### Work instructions:
What is needed is the run of lines from the one with "Type out the text in this image." through the close of the data, set down exactly.
[BEGIN Extracted data]
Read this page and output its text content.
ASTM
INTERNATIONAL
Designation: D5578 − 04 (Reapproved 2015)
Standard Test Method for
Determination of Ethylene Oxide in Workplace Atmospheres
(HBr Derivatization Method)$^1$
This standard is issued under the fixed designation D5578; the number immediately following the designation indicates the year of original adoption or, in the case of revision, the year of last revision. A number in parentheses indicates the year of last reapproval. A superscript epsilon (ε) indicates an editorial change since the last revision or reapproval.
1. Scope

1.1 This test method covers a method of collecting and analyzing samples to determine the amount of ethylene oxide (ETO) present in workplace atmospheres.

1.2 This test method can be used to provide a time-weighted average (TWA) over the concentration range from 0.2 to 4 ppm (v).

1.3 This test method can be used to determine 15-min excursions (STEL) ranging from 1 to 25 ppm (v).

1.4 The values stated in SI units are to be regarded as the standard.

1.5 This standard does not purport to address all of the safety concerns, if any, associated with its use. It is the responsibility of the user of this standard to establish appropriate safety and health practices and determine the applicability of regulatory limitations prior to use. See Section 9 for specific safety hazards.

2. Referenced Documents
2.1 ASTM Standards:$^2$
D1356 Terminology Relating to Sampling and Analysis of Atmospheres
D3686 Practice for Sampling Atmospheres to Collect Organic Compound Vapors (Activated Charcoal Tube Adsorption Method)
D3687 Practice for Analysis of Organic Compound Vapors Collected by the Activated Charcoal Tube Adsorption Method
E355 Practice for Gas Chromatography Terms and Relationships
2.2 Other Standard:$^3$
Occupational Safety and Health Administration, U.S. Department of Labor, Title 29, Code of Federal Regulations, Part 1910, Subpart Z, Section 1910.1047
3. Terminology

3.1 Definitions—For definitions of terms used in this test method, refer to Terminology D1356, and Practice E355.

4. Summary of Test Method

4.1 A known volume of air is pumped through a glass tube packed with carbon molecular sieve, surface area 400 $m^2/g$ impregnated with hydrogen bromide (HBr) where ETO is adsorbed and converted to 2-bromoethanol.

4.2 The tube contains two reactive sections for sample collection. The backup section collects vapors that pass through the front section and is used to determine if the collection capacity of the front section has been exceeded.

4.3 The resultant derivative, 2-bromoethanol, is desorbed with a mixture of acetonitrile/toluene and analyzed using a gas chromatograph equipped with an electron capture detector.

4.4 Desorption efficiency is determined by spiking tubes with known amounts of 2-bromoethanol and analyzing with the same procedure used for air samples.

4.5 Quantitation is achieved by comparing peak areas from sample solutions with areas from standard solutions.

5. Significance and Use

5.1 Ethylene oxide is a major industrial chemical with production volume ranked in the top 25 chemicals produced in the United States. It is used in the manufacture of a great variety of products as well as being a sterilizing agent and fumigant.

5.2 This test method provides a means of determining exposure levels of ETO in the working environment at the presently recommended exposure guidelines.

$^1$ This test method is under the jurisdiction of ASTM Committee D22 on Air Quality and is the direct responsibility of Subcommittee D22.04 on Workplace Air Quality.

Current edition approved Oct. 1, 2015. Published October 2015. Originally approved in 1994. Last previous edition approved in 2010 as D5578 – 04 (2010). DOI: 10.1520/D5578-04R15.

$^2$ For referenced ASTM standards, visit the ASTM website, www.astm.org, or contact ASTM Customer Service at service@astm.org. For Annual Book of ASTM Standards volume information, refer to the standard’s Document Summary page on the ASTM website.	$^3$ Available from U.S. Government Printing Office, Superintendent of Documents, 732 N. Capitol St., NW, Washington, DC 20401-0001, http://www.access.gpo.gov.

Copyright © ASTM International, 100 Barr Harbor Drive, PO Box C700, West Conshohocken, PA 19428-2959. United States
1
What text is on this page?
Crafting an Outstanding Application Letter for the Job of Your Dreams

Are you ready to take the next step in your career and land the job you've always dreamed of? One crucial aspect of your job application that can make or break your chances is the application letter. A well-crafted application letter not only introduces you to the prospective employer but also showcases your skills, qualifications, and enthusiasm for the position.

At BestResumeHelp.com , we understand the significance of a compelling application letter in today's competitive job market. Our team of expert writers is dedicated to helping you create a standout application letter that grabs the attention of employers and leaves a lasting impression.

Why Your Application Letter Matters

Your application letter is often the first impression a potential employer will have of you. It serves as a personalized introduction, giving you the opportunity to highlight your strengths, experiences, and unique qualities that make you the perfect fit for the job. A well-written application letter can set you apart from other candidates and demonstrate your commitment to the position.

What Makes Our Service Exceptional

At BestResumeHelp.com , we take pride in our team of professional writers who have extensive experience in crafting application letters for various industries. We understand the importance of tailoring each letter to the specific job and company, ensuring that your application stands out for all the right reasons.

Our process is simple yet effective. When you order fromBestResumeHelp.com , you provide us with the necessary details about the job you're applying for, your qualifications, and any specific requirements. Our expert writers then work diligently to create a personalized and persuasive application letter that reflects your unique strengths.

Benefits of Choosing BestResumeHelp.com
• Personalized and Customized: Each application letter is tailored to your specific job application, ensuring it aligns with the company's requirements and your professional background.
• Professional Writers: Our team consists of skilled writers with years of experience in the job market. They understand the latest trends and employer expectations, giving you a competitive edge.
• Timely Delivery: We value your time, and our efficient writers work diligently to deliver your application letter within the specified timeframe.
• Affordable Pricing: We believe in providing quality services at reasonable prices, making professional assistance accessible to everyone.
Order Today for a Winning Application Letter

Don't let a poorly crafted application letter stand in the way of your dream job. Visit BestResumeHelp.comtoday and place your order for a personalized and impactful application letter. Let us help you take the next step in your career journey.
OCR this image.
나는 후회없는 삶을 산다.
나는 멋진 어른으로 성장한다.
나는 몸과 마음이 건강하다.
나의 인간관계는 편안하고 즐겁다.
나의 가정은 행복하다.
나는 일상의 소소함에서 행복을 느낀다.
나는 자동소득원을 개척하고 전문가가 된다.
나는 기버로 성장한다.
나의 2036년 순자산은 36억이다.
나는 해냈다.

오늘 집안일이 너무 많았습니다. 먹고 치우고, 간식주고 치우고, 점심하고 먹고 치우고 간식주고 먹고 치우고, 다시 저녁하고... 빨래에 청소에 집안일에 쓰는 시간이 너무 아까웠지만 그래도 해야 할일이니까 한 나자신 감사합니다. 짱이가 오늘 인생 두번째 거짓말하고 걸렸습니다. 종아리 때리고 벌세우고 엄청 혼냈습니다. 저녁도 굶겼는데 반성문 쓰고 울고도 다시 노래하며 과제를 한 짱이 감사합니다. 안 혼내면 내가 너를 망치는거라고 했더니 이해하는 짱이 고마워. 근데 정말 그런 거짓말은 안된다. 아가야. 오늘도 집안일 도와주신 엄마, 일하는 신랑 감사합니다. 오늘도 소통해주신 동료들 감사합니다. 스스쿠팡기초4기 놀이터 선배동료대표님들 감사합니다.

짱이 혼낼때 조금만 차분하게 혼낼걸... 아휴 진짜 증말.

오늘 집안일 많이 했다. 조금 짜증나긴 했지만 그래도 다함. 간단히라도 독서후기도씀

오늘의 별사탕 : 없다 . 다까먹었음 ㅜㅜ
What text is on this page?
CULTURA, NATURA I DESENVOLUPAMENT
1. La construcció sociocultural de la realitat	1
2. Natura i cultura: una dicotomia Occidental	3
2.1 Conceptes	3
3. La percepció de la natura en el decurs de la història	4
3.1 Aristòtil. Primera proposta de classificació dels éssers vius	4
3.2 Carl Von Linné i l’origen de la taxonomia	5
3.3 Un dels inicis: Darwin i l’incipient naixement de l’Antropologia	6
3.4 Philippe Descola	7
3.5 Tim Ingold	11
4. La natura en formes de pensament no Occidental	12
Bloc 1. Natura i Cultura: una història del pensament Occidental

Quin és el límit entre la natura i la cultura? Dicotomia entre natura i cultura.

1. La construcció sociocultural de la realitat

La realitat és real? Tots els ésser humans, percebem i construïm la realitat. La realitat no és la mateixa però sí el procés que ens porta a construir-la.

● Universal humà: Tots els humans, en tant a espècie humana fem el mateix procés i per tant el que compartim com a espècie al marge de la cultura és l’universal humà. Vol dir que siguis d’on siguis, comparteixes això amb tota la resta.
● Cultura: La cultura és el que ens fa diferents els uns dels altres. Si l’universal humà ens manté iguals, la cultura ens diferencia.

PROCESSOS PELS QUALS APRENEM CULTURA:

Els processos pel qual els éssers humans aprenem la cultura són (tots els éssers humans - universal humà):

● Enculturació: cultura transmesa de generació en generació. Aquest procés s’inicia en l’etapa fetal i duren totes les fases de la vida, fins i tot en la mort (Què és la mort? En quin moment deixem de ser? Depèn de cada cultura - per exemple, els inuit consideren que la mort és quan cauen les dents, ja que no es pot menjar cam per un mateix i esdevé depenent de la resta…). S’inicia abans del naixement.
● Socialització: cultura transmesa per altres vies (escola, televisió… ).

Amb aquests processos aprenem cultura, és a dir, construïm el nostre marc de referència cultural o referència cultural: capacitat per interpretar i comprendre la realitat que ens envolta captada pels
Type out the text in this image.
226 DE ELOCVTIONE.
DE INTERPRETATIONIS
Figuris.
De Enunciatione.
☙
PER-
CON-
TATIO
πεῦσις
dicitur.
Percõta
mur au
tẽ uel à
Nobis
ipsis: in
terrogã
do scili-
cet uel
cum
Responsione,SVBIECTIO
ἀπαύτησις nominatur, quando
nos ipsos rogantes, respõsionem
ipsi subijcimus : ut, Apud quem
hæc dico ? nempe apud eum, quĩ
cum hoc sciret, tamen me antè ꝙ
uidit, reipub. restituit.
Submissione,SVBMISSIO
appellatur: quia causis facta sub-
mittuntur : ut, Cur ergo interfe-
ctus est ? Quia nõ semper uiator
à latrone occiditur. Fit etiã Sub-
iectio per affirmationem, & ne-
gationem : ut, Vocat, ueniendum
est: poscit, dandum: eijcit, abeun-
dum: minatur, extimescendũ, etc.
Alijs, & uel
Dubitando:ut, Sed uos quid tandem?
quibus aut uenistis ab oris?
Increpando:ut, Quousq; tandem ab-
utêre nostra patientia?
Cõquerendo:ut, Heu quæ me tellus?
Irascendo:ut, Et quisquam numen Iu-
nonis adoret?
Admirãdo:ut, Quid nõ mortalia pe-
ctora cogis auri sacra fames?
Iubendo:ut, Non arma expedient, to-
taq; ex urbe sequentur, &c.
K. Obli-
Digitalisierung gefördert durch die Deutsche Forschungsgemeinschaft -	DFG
[END Extracted data]
### Written response:
Type out the text in this image.
226 DE ELOCVTIONE.
DE INTERPRETATIONIS
Figuris.
De Enunciatione.
☙
PER-
CON-
TATIO
πεῦσις
dicitur.
Percõta
mur au
tẽ uel à
Nobis
ipsis: in
terrogã
do scili-
cet uel
cum
Responsione,SVBIECTIO
ἀπαύτησις nominatur, quando
nos ipsos rogantes, respõsionem
ipsi subijcimus : ut, Apud quem
hæc dico ? nempe apud eum, quĩ
cum hoc sciret, tamen me antè ꝙ
uidit, reipub. restituit.
Submissione,SVBMISSIO
appellatur: quia causis facta sub-
mittuntur : ut, Cur ergo interfe-
ctus est ? Quia nõ semper uiator
à latrone occiditur. Fit etiã Sub-
iectio per affirmationem, & ne-
gationem : ut, Vocat, ueniendum
est: poscit, dandum: eijcit, abeun-
dum: minatur, extimescendũ, etc.
Alijs, & uel
Dubitando:ut, Sed uos quid tandem?
quibus aut uenistis ab oris?
Increpando:ut, Quousq; tandem ab-
utêre nostra patientia?
Cõquerendo:ut, Heu quæ me tellus?
Irascendo:ut, Et quisquam numen Iu-
nonis adoret?
Admirãdo:ut, Quid nõ mortalia pe-
ctora cogis auri sacra fames?
Iubendo:ut, Non arma expedient, to-
taq; ex urbe sequentur, &c.
K. Obli-
Digitalisierung gefördert durch die Deutsche Forschungsgemeinschaft -	DFG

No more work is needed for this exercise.